• **What the task asks**: Update the data below by changing every "data-point" to "scatter-point" and leaving everything else unchanged.

• **Entries**:
· · · · ·

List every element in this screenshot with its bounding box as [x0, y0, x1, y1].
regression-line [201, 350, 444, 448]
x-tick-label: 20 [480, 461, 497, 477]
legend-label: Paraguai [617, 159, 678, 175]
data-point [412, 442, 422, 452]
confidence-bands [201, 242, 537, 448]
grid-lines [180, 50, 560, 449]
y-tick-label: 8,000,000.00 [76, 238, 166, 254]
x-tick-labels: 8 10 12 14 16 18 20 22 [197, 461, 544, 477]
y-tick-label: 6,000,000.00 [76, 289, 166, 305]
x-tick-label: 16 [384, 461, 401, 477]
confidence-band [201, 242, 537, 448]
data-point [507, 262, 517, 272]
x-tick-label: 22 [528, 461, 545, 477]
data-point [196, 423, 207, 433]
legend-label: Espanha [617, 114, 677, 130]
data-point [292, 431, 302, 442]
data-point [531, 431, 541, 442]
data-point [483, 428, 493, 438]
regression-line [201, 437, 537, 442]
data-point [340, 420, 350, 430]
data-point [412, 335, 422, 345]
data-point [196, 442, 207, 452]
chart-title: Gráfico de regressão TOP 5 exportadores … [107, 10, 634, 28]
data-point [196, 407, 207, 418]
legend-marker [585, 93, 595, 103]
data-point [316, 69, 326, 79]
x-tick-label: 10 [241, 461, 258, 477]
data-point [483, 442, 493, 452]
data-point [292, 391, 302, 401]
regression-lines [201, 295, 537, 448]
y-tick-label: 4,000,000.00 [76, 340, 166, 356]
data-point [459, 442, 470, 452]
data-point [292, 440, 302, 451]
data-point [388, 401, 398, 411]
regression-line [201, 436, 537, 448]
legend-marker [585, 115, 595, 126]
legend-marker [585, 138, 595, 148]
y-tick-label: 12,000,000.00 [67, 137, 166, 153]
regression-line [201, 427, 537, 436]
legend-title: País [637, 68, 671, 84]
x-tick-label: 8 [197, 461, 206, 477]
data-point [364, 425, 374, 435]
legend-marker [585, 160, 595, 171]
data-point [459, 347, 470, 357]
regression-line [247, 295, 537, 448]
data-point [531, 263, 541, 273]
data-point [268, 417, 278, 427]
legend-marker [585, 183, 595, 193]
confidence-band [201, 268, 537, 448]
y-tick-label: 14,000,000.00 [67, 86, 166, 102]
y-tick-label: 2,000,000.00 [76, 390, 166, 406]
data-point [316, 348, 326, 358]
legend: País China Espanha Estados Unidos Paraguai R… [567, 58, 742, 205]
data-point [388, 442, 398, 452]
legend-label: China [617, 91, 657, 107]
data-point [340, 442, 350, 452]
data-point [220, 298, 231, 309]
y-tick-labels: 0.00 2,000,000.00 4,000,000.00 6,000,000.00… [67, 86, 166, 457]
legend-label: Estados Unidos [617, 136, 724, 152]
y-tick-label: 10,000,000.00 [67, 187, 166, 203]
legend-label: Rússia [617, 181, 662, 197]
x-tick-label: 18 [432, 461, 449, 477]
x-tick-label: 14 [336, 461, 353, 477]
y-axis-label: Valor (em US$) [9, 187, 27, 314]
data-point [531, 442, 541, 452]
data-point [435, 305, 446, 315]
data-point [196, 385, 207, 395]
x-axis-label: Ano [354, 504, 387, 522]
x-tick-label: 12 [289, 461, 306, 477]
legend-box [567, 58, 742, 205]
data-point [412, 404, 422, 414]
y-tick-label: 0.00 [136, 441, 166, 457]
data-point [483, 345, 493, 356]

· · · · ·

• **Answer**:
List every element in this screenshot with its bounding box as [x0, y0, x1, y1].
regression-line [201, 350, 444, 448]
x-tick-label: 20 [480, 461, 497, 477]
legend-label: Paraguai [617, 159, 678, 175]
scatter-point [412, 442, 422, 452]
confidence-bands [201, 242, 537, 448]
grid-lines [180, 50, 560, 449]
y-tick-label: 8,000,000.00 [76, 238, 166, 254]
x-tick-labels: 8 10 12 14 16 18 20 22 [197, 461, 544, 477]
y-tick-label: 6,000,000.00 [76, 289, 166, 305]
x-tick-label: 16 [384, 461, 401, 477]
confidence-band [201, 242, 537, 448]
scatter-point [507, 262, 517, 272]
x-tick-label: 22 [528, 461, 545, 477]
scatter-point [196, 423, 207, 433]
legend-label: Espanha [617, 114, 677, 130]
scatter-point [292, 431, 302, 442]
scatter-point [531, 431, 541, 442]
scatter-point [483, 428, 493, 438]
regression-line [201, 437, 537, 442]
scatter-point [340, 420, 350, 430]
scatter-point [412, 335, 422, 345]
scatter-point [196, 442, 207, 452]
chart-title: Gráfico de regressão TOP 5 exportadores … [107, 10, 634, 28]
scatter-point [196, 407, 207, 418]
legend-marker [585, 93, 595, 103]
scatter-point [316, 69, 326, 79]
x-tick-label: 10 [241, 461, 258, 477]
scatter-point [483, 442, 493, 452]
scatter-point [292, 391, 302, 401]
regression-lines [201, 295, 537, 448]
y-tick-label: 4,000,000.00 [76, 340, 166, 356]
scatter-point [459, 442, 470, 452]
scatter-point [292, 440, 302, 451]
scatter-point [388, 401, 398, 411]
regression-line [201, 436, 537, 448]
legend-marker [585, 115, 595, 126]
legend-marker [585, 138, 595, 148]
y-tick-label: 12,000,000.00 [67, 137, 166, 153]
regression-line [201, 427, 537, 436]
legend-title: País [637, 68, 671, 84]
x-tick-label: 8 [197, 461, 206, 477]
scatter-point [364, 425, 374, 435]
legend-marker [585, 160, 595, 171]
scatter-point [459, 347, 470, 357]
regression-line [247, 295, 537, 448]
scatter-point [531, 263, 541, 273]
scatter-point [268, 417, 278, 427]
legend-marker [585, 183, 595, 193]
confidence-band [201, 268, 537, 448]
y-tick-label: 14,000,000.00 [67, 86, 166, 102]
y-tick-label: 2,000,000.00 [76, 390, 166, 406]
scatter-point [316, 348, 326, 358]
legend: País China Espanha Estados Unidos Paraguai R… [567, 58, 742, 205]
scatter-point [388, 442, 398, 452]
legend-label: China [617, 91, 657, 107]
scatter-point [340, 442, 350, 452]
scatter-point [220, 298, 231, 309]
y-tick-labels: 0.00 2,000,000.00 4,000,000.00 6,000,000.00… [67, 86, 166, 457]
legend-label: Estados Unidos [617, 136, 724, 152]
y-tick-label: 10,000,000.00 [67, 187, 166, 203]
legend-label: Rússia [617, 181, 662, 197]
x-tick-label: 18 [432, 461, 449, 477]
x-tick-label: 14 [336, 461, 353, 477]
y-axis-label: Valor (em US$) [9, 187, 27, 314]
scatter-point [531, 442, 541, 452]
scatter-point [435, 305, 446, 315]
scatter-point [196, 385, 207, 395]
x-axis-label: Ano [354, 504, 387, 522]
x-tick-label: 12 [289, 461, 306, 477]
legend-box [567, 58, 742, 205]
scatter-point [412, 404, 422, 414]
y-tick-label: 0.00 [136, 441, 166, 457]
scatter-point [483, 345, 493, 356]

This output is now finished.